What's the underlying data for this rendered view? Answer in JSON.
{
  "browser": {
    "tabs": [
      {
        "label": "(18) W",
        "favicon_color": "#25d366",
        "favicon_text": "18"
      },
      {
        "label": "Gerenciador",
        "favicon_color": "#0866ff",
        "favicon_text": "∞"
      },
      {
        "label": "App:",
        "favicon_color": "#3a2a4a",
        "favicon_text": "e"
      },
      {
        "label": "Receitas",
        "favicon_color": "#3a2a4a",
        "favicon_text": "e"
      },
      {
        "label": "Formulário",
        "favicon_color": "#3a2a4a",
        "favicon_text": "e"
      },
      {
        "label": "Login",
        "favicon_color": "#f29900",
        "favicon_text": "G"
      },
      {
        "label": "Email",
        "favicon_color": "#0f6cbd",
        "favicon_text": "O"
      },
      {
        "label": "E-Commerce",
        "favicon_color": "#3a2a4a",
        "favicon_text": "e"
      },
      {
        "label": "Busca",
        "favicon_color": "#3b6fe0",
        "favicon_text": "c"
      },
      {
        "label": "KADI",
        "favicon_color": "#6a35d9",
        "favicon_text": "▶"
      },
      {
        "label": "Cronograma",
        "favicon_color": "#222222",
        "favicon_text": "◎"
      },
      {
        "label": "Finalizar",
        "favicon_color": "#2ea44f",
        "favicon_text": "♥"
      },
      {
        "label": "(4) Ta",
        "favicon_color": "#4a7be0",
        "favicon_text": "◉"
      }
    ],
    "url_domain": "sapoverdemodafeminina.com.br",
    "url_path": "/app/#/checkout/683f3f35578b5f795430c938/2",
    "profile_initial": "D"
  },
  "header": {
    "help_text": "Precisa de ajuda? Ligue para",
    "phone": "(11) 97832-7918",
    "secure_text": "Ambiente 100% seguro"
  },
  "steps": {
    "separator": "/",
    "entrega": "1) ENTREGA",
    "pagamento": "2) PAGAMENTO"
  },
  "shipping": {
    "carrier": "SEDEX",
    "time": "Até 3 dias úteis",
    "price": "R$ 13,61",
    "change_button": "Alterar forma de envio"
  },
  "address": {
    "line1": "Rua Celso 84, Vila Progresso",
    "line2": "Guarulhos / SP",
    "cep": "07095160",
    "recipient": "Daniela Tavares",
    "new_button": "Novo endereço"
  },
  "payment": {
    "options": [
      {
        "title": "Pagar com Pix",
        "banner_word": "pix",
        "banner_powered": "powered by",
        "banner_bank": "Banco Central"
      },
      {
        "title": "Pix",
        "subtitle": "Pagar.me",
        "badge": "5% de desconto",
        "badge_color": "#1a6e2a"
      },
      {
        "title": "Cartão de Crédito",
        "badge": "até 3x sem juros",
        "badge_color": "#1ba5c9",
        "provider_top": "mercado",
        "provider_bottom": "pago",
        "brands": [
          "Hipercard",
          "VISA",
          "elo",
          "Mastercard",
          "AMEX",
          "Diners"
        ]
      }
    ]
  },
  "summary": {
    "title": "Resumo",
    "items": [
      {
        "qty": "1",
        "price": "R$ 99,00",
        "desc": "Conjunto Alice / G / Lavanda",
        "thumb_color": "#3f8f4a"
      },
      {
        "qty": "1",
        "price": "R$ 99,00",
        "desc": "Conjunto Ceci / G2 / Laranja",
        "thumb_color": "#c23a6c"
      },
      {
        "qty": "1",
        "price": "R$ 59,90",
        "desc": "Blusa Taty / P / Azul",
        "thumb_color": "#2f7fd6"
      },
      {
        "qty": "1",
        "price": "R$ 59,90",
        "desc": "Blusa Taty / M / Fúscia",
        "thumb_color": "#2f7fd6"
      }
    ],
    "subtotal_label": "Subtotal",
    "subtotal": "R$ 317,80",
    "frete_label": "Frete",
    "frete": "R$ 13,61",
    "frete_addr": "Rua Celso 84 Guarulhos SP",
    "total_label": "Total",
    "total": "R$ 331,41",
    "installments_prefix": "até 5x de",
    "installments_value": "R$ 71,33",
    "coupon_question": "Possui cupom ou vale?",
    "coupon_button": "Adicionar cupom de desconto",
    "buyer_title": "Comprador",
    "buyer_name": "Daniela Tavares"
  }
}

◆ ◆ ◆

* Given problem
Working from the listing above, pick out every line that has "Conjunto" and copy it.

* Solution to this problem
        "desc": "Conjunto Alice / G / Lavanda",
        "desc": "Conjunto Ceci / G2 / Laranja",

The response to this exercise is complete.